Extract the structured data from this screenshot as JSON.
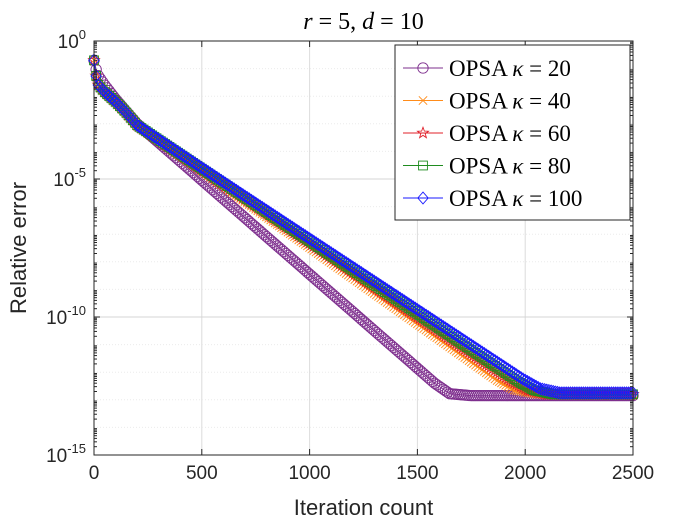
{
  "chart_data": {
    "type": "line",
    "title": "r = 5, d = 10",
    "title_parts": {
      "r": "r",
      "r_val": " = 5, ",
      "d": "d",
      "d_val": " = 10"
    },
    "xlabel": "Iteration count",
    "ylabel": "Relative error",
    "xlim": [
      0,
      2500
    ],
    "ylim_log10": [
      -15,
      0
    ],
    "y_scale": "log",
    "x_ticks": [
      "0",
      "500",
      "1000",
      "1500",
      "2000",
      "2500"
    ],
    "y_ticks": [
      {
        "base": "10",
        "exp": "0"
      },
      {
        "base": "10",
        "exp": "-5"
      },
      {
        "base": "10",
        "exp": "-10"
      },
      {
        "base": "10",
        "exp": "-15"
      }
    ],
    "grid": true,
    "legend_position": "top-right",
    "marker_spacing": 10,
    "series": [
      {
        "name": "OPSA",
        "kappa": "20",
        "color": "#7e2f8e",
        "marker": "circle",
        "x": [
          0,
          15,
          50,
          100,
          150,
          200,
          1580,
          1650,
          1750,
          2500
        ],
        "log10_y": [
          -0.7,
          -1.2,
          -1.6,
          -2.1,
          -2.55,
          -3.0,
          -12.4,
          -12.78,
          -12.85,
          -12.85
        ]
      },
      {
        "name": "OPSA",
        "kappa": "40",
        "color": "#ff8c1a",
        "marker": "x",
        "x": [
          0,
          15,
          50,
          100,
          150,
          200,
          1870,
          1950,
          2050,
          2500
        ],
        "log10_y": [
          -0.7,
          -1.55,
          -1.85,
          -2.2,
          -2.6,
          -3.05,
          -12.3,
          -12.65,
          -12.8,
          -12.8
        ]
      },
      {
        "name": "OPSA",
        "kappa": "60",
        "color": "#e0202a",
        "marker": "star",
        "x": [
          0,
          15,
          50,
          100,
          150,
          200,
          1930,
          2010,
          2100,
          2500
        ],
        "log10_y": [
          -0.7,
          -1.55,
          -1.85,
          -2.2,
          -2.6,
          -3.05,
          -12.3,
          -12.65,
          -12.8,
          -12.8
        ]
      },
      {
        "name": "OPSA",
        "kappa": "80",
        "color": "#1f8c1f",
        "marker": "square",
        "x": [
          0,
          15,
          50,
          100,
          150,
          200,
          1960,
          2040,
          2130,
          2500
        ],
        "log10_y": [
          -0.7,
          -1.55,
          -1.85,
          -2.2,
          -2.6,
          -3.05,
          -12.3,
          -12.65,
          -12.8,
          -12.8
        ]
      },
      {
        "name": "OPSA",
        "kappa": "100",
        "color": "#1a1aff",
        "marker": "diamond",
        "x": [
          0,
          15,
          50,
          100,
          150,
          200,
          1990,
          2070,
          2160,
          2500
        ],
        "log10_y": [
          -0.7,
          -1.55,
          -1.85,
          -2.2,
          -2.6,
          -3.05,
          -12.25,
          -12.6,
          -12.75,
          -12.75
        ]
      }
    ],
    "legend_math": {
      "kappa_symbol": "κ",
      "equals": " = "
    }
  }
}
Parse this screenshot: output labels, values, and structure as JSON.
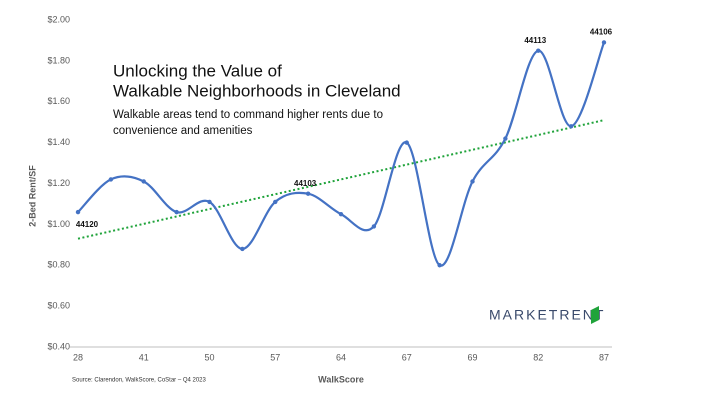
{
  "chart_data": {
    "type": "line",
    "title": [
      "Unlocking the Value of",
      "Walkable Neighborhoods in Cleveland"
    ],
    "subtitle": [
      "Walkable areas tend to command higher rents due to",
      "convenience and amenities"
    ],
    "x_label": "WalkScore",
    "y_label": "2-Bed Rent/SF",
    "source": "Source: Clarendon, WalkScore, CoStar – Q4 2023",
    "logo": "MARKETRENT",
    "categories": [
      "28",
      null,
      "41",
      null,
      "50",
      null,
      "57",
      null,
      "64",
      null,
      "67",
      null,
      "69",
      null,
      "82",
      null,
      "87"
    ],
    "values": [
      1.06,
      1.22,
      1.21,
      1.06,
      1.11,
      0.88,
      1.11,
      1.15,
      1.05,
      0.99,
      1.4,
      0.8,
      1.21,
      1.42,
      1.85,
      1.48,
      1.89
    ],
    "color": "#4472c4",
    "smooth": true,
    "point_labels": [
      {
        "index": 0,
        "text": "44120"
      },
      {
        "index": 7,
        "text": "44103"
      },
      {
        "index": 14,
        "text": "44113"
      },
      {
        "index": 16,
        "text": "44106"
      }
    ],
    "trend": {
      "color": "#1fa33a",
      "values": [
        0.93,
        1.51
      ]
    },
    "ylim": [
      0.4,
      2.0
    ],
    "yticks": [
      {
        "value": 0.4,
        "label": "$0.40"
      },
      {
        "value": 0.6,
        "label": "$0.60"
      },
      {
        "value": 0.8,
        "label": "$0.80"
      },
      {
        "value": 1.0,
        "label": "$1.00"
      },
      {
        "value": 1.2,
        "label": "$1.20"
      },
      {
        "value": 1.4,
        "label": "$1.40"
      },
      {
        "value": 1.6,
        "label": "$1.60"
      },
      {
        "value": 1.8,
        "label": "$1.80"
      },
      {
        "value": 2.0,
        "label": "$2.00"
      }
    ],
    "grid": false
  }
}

● ● ● ● ●

→ **SET PROBLEM**:
Give every record again exactly, apart from the pictures, which stay out.

→ **ANSWER**:
Extract the structured data from this screenshot as JSON.
{
  "chart_data": {
    "type": "line",
    "title": "r = 5, d = 10",
    "title_parts": {
      "r": "r",
      "r_val": " = 5, ",
      "d": "d",
      "d_val": " = 10"
    },
    "xlabel": "Iteration count",
    "ylabel": "Relative error",
    "xlim": [
      0,
      2500
    ],
    "ylim_log10": [
      -15,
      0
    ],
    "y_scale": "log",
    "x_ticks": [
      "0",
      "500",
      "1000",
      "1500",
      "2000",
      "2500"
    ],
    "y_ticks": [
      {
        "base": "10",
        "exp": "0"
      },
      {
        "base": "10",
        "exp": "-5"
      },
      {
        "base": "10",
        "exp": "-10"
      },
      {
        "base": "10",
        "exp": "-15"
      }
    ],
    "grid": true,
    "legend_position": "top-right",
    "marker_spacing": 10,
    "series": [
      {
        "name": "OPSA",
        "kappa": "20",
        "color": "#7e2f8e",
        "marker": "circle",
        "x": [
          0,
          15,
          50,
          100,
          150,
          200,
          1580,
          1650,
          1750,
          2500
        ],
        "log10_y": [
          -0.7,
          -1.2,
          -1.6,
          -2.1,
          -2.55,
          -3.0,
          -12.4,
          -12.78,
          -12.85,
          -12.85
        ]
      },
      {
        "name": "OPSA",
        "kappa": "40",
        "color": "#ff8c1a",
        "marker": "x",
        "x": [
          0,
          15,
          50,
          100,
          150,
          200,
          1870,
          1950,
          2050,
          2500
        ],
        "log10_y": [
          -0.7,
          -1.55,
          -1.85,
          -2.2,
          -2.6,
          -3.05,
          -12.3,
          -12.65,
          -12.8,
          -12.8
        ]
      },
      {
        "name": "OPSA",
        "kappa": "60",
        "color": "#e0202a",
        "marker": "star",
        "x": [
          0,
          15,
          50,
          100,
          150,
          200,
          1930,
          2010,
          2100,
          2500
        ],
        "log10_y": [
          -0.7,
          -1.55,
          -1.85,
          -2.2,
          -2.6,
          -3.05,
          -12.3,
          -12.65,
          -12.8,
          -12.8
        ]
      },
      {
        "name": "OPSA",
        "kappa": "80",
        "color": "#1f8c1f",
        "marker": "square",
        "x": [
          0,
          15,
          50,
          100,
          150,
          200,
          1960,
          2040,
          2130,
          2500
        ],
        "log10_y": [
          -0.7,
          -1.55,
          -1.85,
          -2.2,
          -2.6,
          -3.05,
          -12.3,
          -12.65,
          -12.8,
          -12.8
        ]
      },
      {
        "name": "OPSA",
        "kappa": "100",
        "color": "#1a1aff",
        "marker": "diamond",
        "x": [
          0,
          15,
          50,
          100,
          150,
          200,
          1990,
          2070,
          2160,
          2500
        ],
        "log10_y": [
          -0.7,
          -1.55,
          -1.85,
          -2.2,
          -2.6,
          -3.05,
          -12.25,
          -12.6,
          -12.75,
          -12.75
        ]
      }
    ],
    "legend_math": {
      "kappa_symbol": "κ",
      "equals": " = "
    }
  }
}
Parse this screenshot: output labels, values, and structure as JSON.
{
  "chart_data": {
    "type": "line",
    "title": [
      "Unlocking the Value of",
      "Walkable Neighborhoods in Cleveland"
    ],
    "subtitle": [
      "Walkable areas tend to command higher rents due to",
      "convenience and amenities"
    ],
    "x_label": "WalkScore",
    "y_label": "2-Bed Rent/SF",
    "source": "Source: Clarendon, WalkScore, CoStar – Q4 2023",
    "logo": "MARKETRENT",
    "categories": [
      "28",
      null,
      "41",
      null,
      "50",
      null,
      "57",
      null,
      "64",
      null,
      "67",
      null,
      "69",
      null,
      "82",
      null,
      "87"
    ],
    "values": [
      1.06,
      1.22,
      1.21,
      1.06,
      1.11,
      0.88,
      1.11,
      1.15,
      1.05,
      0.99,
      1.4,
      0.8,
      1.21,
      1.42,
      1.85,
      1.48,
      1.89
    ],
    "color": "#4472c4",
    "smooth": true,
    "point_labels": [
      {
        "index": 0,
        "text": "44120"
      },
      {
        "index": 7,
        "text": "44103"
      },
      {
        "index": 14,
        "text": "44113"
      },
      {
        "index": 16,
        "text": "44106"
      }
    ],
    "trend": {
      "color": "#1fa33a",
      "values": [
        0.93,
        1.51
      ]
    },
    "ylim": [
      0.4,
      2.0
    ],
    "yticks": [
      {
        "value": 0.4,
        "label": "$0.40"
      },
      {
        "value": 0.6,
        "label": "$0.60"
      },
      {
        "value": 0.8,
        "label": "$0.80"
      },
      {
        "value": 1.0,
        "label": "$1.00"
      },
      {
        "value": 1.2,
        "label": "$1.20"
      },
      {
        "value": 1.4,
        "label": "$1.40"
      },
      {
        "value": 1.6,
        "label": "$1.60"
      },
      {
        "value": 1.8,
        "label": "$1.80"
      },
      {
        "value": 2.0,
        "label": "$2.00"
      }
    ],
    "grid": false
  }
}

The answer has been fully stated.